====== DATA FOR PROCESSING ======

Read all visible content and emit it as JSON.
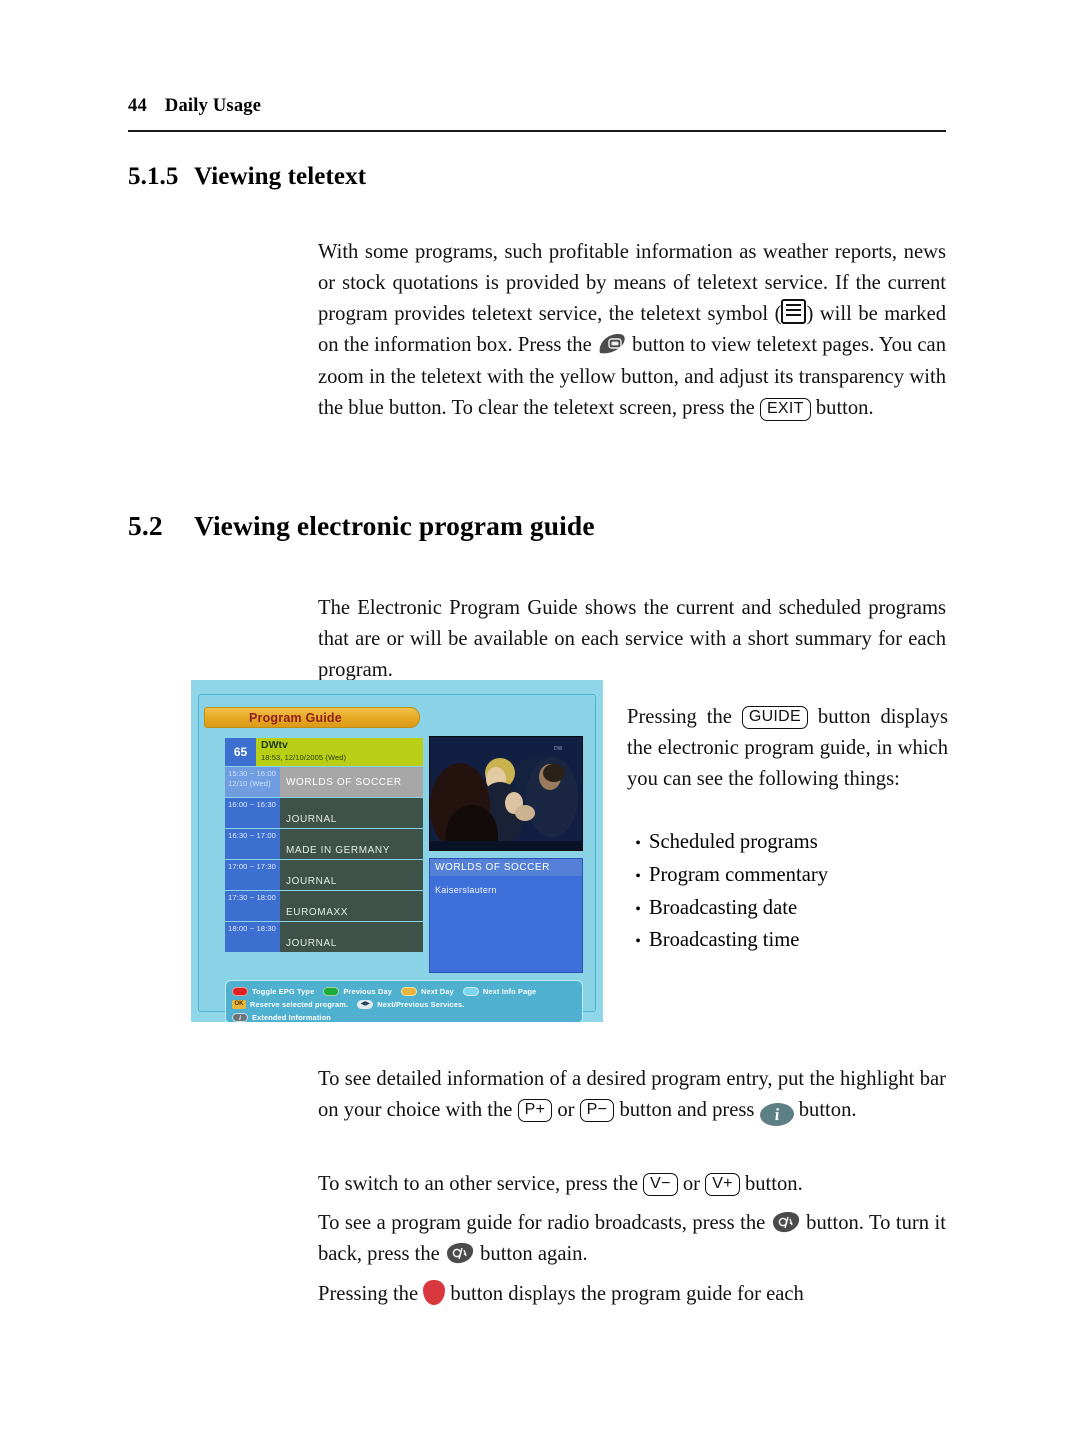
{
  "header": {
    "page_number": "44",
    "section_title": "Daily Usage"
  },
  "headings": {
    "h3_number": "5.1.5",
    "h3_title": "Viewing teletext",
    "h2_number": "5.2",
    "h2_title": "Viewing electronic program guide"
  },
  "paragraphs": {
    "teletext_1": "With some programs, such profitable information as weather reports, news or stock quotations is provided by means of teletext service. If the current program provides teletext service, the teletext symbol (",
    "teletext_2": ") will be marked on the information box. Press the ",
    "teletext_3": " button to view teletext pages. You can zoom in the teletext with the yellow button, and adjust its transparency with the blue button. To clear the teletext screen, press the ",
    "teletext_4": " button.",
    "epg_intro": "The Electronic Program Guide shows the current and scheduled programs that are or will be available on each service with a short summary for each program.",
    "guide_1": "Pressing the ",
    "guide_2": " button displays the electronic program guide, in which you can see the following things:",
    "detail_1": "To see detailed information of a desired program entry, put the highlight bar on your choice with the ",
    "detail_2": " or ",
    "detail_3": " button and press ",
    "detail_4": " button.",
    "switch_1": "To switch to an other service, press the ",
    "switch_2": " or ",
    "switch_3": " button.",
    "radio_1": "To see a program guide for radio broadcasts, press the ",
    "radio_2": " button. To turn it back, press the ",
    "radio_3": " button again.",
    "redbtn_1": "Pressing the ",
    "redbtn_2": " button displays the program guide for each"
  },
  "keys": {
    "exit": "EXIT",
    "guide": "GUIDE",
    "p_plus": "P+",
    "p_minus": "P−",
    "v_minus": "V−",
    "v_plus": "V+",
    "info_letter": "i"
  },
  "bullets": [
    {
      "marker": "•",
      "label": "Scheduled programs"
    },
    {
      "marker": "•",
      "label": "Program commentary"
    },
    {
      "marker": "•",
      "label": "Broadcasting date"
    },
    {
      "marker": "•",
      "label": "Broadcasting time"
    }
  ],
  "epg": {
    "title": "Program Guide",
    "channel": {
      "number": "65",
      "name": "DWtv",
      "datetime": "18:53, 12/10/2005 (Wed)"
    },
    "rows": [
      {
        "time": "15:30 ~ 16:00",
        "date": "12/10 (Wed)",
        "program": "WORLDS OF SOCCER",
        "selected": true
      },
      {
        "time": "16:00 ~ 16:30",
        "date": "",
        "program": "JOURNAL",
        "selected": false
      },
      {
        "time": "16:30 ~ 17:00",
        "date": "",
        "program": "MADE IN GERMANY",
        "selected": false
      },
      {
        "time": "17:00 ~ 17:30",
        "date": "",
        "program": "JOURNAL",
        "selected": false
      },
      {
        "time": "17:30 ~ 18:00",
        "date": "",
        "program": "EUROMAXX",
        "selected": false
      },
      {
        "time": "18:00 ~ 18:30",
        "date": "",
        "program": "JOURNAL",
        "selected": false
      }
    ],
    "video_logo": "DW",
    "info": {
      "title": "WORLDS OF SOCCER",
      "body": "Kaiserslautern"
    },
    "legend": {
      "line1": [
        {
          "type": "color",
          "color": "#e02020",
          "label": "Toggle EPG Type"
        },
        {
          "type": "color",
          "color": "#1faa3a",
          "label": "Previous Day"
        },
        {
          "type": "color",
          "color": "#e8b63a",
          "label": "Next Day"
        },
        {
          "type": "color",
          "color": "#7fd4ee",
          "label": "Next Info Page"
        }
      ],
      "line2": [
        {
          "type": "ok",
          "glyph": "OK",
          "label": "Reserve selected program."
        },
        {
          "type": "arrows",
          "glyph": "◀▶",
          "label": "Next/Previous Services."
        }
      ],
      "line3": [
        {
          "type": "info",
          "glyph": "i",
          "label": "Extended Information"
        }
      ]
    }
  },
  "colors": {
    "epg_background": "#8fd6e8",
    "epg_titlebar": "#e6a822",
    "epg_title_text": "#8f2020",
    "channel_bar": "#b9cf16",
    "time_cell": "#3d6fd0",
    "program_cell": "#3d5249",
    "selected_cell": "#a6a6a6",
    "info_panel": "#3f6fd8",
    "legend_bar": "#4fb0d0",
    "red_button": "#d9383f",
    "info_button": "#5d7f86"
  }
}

======

**GIVEN TASK**
State the number of lines in these entries that include the string "Pressing". Provide nothing beyond that number.

**SOLUTION TO THIS TASK**
2